Extracted data entries:

□ □ □ □ □

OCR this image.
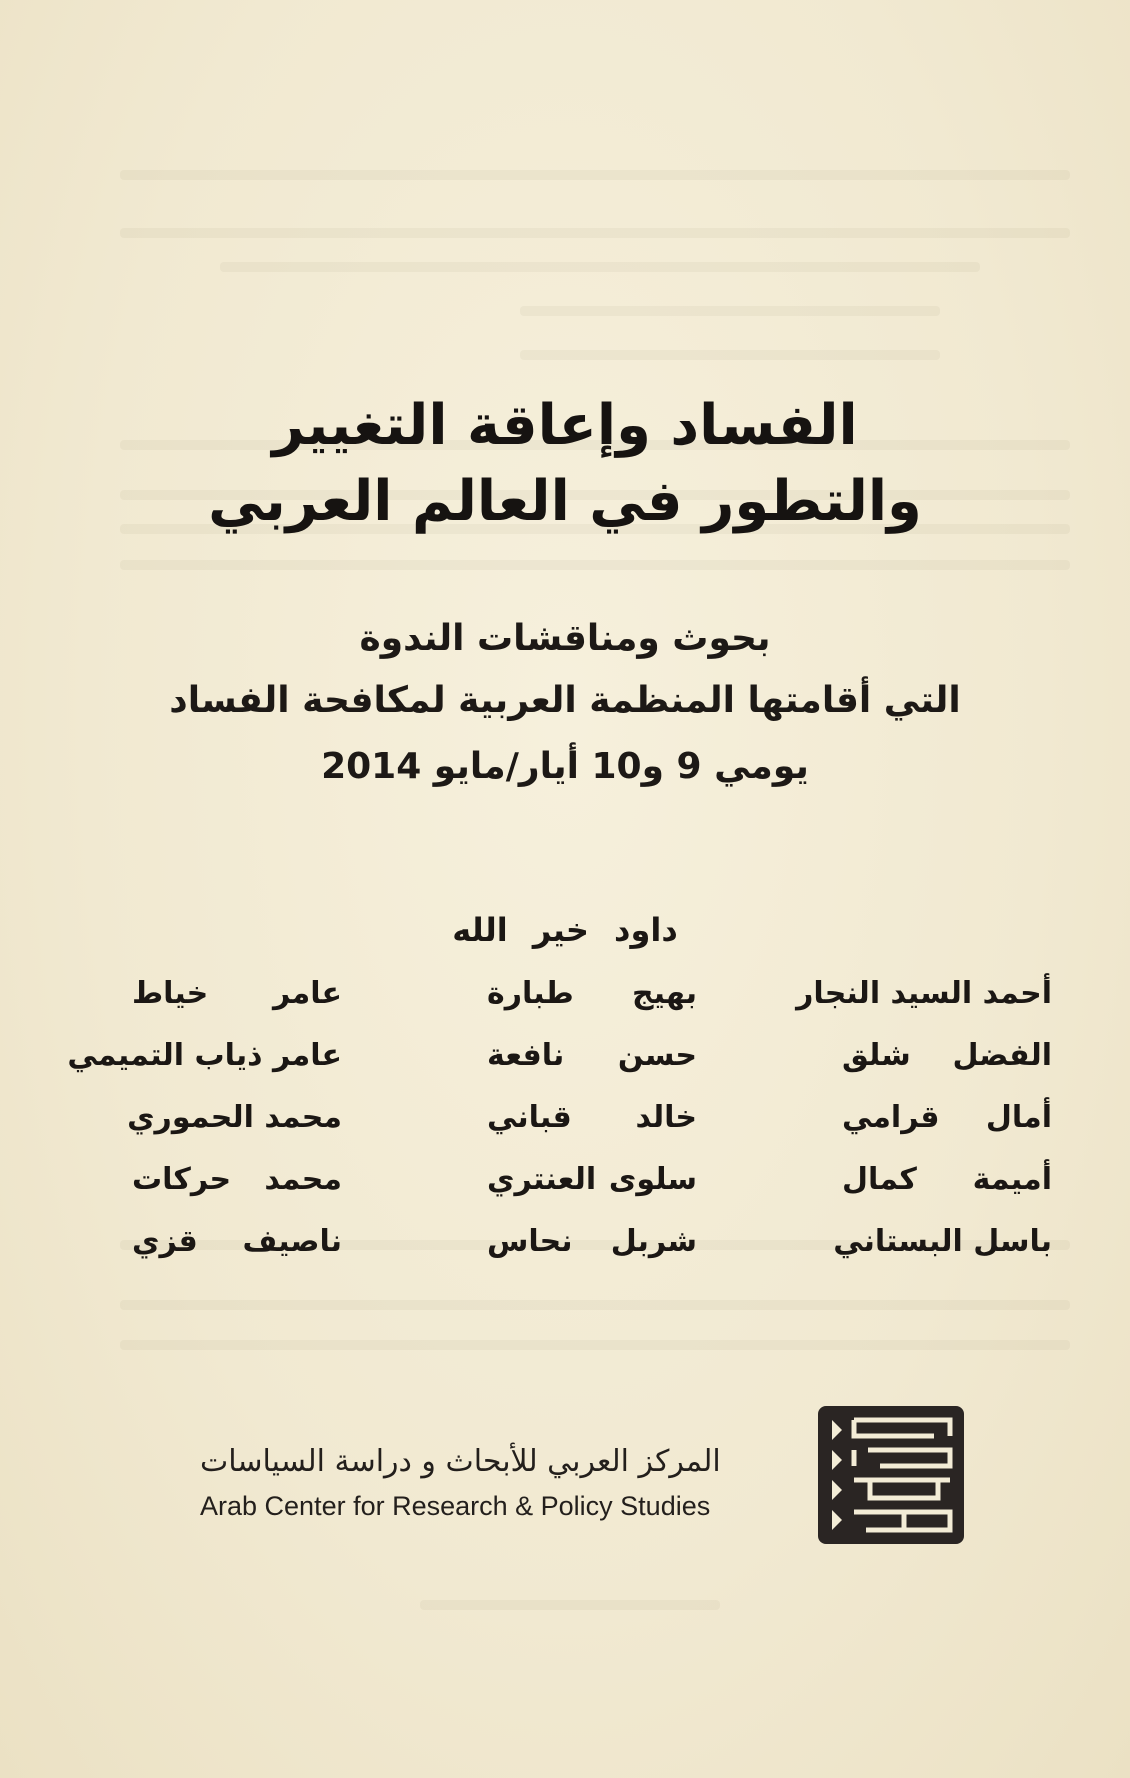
الفساد وإعاقة التغيير
والتطور في العالم العربي
بحوث ومناقشات الندوة
التي أقامتها المنظمة العربية لمكافحة الفساد
يومي 9 و10 أيار/مايو 2014
داود خير الله
أحمد السيد النجار
بهيج طبارة
عامر خياط
الفضل شلق
حسن نافعة
عامر ذياب التميمي
أمال قرامي
خالد قباني
محمد الحموري
أميمة كمال
سلوى العنتري
محمد حركات
باسل البستاني
شربل نحاس
ناصيف قزي
المركز العربي للأبحاث و دراسة السياسات
Arab Center for Research & Policy Studies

□ □ □ □ □

§ The problem:
Copy out all the records exactly, excluding pictures.

§ Response to the exercise:
OCR this image.
الفساد وإعاقة التغيير
والتطور في العالم العربي
بحوث ومناقشات الندوة
التي أقامتها المنظمة العربية لمكافحة الفساد
يومي 9 و10 أيار/مايو 2014
داود خير الله
أحمد السيد النجار
بهيج طبارة
عامر خياط
الفضل شلق
حسن نافعة
عامر ذياب التميمي
أمال قرامي
خالد قباني
محمد الحموري
أميمة كمال
سلوى العنتري
محمد حركات
باسل البستاني
شربل نحاس
ناصيف قزي
المركز العربي للأبحاث و دراسة السياسات
Arab Center for Research & Policy Studies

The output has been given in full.